_Entries shown_:
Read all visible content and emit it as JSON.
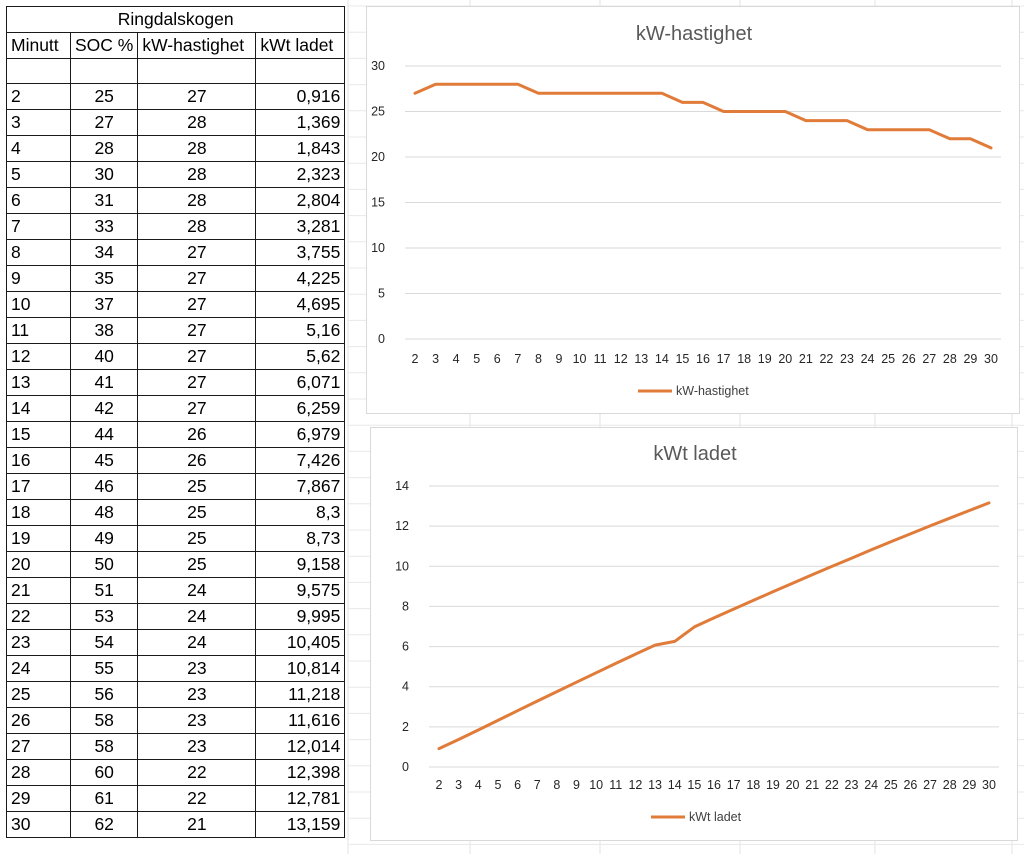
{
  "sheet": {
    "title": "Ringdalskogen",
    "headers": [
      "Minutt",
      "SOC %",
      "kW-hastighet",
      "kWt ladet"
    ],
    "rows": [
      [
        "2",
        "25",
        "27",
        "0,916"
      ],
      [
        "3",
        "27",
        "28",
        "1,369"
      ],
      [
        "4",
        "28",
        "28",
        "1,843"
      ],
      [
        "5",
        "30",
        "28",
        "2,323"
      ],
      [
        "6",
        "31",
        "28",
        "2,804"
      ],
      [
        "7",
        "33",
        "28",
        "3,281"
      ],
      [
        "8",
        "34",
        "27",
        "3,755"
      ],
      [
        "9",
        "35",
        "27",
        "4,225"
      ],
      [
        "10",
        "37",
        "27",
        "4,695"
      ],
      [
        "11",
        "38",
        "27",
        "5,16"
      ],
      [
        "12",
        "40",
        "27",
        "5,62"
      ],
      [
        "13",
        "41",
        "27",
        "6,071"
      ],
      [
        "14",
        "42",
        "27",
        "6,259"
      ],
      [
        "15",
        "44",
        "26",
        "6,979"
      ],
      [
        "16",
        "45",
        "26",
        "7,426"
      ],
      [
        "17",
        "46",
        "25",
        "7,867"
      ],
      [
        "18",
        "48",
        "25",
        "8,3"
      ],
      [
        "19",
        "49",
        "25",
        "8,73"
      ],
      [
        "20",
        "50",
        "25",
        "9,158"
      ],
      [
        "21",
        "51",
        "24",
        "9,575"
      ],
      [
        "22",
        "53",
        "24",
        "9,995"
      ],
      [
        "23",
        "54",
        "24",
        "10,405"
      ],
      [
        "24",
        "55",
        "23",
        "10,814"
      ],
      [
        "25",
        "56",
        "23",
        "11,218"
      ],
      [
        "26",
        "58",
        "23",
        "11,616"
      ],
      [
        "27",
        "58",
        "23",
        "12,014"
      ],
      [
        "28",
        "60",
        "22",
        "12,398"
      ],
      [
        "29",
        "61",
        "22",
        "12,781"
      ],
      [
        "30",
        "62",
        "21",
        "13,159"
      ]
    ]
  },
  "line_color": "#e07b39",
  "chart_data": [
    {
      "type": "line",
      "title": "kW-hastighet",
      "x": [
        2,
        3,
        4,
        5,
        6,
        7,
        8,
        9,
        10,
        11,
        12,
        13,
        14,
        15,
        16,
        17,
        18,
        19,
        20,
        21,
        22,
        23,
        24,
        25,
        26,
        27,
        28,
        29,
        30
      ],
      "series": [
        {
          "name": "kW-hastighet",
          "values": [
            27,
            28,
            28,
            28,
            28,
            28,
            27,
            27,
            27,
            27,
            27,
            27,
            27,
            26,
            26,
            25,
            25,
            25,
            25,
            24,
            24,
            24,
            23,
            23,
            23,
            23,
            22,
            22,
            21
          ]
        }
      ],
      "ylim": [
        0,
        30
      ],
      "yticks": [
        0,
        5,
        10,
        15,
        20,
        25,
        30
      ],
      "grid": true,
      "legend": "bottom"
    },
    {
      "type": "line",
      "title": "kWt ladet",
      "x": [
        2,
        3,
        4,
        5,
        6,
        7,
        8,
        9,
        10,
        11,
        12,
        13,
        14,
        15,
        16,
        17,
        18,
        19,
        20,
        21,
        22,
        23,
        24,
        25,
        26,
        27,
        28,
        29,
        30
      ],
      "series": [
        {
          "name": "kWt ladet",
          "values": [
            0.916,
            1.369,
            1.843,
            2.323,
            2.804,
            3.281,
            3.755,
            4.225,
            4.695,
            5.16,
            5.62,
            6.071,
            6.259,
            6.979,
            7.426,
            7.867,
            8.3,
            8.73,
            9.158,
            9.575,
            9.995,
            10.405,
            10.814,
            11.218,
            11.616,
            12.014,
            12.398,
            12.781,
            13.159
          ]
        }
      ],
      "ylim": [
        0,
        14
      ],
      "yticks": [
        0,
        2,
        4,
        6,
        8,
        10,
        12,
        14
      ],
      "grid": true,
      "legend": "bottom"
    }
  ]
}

* * *

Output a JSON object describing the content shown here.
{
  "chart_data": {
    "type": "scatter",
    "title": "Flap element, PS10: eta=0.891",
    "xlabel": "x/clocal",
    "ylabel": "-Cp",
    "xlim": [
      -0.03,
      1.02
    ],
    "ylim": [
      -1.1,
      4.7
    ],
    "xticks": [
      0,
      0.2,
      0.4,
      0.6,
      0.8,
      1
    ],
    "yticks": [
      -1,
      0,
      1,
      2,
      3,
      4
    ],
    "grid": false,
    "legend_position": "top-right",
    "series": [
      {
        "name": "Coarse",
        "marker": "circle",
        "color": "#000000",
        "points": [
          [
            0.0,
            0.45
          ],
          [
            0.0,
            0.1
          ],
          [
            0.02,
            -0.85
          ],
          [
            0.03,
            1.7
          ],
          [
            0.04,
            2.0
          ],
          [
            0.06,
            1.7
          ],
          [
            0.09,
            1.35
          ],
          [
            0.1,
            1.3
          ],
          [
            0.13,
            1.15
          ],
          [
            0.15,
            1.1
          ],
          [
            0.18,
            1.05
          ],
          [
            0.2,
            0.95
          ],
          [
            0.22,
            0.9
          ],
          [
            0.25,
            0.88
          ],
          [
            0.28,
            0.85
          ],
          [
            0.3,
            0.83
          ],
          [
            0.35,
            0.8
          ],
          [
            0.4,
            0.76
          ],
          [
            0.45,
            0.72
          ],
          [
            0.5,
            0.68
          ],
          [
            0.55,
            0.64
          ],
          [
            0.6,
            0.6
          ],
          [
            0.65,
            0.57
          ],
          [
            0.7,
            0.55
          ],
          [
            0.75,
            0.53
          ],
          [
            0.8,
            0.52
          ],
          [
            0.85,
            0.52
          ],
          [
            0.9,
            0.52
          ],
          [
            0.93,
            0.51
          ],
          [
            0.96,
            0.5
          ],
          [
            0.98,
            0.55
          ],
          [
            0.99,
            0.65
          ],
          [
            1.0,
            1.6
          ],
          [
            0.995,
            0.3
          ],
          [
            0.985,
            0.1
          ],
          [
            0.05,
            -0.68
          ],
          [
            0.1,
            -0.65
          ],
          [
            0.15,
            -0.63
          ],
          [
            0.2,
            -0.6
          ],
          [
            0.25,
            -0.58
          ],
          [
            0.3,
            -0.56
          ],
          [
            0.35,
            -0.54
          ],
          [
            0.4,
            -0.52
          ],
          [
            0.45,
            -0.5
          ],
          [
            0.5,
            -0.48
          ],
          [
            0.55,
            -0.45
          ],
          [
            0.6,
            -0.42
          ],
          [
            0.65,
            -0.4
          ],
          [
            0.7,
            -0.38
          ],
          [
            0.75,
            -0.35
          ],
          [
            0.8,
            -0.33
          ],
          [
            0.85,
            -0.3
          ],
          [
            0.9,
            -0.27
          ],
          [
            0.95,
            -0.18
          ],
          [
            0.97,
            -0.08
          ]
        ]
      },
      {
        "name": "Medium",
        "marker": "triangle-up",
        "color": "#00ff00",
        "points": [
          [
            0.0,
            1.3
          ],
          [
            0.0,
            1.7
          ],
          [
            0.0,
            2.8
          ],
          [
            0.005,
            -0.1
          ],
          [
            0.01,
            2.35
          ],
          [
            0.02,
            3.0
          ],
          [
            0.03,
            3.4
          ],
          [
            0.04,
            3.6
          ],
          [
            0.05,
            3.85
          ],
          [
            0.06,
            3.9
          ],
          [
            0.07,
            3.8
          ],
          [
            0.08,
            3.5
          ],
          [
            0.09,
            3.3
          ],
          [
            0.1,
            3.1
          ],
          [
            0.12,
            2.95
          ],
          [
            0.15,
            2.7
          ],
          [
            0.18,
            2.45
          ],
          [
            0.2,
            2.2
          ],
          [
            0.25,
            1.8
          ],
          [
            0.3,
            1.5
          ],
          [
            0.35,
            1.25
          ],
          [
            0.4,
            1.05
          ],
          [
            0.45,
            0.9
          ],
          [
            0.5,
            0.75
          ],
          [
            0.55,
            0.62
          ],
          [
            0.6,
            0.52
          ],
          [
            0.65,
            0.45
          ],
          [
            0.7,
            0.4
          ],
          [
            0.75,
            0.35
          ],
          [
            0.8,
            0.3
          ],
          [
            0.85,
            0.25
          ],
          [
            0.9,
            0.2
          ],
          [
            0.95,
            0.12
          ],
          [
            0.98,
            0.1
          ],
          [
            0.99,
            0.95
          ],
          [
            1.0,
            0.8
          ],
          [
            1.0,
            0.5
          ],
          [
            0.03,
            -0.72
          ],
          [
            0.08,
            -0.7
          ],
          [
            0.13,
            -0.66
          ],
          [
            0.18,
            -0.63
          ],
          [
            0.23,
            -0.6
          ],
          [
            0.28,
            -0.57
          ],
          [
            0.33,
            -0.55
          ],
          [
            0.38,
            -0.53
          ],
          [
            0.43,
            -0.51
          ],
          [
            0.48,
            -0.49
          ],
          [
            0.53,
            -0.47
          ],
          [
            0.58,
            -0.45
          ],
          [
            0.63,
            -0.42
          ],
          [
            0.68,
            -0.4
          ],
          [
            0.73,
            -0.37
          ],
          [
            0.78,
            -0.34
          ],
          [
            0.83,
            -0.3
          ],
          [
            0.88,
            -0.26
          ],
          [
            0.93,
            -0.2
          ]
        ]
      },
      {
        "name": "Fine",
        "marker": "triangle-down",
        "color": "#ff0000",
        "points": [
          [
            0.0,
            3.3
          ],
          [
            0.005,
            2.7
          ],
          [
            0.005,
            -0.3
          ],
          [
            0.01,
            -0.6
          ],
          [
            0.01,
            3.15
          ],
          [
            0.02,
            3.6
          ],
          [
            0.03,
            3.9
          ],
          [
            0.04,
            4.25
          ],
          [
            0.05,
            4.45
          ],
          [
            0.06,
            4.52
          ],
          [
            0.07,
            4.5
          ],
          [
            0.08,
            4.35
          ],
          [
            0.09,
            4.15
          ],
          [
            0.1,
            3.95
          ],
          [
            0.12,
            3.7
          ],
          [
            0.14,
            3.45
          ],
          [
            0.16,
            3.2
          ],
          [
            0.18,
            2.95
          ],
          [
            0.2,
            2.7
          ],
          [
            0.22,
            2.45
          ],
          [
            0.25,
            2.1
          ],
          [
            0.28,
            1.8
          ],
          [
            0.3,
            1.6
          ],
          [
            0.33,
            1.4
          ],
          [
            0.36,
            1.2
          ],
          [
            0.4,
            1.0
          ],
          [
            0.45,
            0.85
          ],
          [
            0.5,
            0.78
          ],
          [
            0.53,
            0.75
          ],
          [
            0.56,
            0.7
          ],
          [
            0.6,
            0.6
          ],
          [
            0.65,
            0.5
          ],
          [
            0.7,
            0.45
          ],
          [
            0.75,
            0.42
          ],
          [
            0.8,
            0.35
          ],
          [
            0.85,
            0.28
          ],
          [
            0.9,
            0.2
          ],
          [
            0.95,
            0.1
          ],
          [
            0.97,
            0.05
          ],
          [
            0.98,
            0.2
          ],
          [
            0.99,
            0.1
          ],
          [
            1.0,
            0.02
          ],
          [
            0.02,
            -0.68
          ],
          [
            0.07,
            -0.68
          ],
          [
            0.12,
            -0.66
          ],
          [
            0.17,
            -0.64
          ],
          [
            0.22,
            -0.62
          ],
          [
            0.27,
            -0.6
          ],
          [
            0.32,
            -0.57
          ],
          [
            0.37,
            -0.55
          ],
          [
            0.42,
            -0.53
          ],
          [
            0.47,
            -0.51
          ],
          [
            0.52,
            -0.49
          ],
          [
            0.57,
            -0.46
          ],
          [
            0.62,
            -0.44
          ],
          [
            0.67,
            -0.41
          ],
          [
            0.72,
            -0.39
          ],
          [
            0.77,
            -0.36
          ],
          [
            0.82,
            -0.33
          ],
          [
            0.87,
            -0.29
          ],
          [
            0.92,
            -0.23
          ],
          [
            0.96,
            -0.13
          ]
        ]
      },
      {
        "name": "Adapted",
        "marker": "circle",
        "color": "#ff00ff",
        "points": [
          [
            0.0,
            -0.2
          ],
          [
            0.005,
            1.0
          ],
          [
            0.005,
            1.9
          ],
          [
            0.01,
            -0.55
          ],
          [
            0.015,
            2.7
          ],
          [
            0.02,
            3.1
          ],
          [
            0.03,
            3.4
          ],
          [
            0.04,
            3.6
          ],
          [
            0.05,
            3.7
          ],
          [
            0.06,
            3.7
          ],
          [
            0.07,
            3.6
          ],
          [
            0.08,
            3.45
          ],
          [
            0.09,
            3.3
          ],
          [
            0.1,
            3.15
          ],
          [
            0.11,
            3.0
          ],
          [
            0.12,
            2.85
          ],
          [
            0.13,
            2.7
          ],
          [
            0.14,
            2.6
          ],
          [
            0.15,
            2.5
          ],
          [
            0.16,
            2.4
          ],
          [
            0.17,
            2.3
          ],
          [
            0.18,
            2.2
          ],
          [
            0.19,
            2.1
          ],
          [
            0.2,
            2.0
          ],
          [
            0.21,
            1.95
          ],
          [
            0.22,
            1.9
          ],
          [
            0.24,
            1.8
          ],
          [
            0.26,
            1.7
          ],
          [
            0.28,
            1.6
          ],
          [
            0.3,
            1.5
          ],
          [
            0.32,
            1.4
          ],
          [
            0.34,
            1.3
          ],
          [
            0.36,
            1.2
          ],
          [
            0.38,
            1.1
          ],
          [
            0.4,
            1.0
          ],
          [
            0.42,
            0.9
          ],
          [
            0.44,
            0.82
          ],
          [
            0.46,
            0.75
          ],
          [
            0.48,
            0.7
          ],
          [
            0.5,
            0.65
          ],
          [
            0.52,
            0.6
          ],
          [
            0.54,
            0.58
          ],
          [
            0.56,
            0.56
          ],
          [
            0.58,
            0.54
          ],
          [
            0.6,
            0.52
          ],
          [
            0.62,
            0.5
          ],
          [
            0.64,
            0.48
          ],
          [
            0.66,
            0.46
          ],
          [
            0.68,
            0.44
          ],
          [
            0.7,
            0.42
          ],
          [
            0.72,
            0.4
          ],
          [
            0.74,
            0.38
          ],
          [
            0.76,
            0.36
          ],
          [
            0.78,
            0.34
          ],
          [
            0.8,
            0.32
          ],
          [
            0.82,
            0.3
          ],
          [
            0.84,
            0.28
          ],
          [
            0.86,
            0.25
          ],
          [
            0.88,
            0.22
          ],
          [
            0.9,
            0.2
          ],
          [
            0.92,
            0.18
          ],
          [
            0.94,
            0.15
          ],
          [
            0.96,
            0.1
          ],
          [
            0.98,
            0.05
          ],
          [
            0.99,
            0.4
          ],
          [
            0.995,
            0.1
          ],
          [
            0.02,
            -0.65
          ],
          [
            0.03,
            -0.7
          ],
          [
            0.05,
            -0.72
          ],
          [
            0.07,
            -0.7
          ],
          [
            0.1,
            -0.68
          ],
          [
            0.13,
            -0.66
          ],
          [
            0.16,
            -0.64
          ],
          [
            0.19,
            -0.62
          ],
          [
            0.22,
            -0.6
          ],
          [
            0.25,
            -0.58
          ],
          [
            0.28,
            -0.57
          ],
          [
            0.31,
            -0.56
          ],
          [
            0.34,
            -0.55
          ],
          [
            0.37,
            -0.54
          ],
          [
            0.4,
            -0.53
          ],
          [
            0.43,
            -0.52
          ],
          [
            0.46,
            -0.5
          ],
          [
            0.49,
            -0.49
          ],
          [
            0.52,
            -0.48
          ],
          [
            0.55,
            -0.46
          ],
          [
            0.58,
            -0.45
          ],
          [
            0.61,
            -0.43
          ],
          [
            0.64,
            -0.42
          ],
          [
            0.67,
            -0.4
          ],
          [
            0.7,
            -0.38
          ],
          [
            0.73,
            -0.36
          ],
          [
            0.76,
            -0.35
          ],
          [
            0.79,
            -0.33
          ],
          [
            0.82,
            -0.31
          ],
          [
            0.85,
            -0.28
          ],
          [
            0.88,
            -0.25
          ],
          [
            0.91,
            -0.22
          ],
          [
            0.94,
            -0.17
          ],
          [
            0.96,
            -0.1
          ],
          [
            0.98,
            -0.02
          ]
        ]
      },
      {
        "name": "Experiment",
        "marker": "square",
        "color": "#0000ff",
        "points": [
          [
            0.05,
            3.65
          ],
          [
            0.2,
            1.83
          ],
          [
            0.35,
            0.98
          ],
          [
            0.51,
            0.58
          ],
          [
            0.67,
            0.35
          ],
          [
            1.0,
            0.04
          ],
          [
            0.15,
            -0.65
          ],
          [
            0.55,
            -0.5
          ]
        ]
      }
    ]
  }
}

_Task prompt_:
Find the lines that include the string "name", then copy each of them.

_In response_:
          "name": "kW-hastighet",
          "name": "kWt ladet",
        "name": "Coarse",
        "name": "Medium",
        "name": "Fine",
        "name": "Adapted",
        "name": "Experiment",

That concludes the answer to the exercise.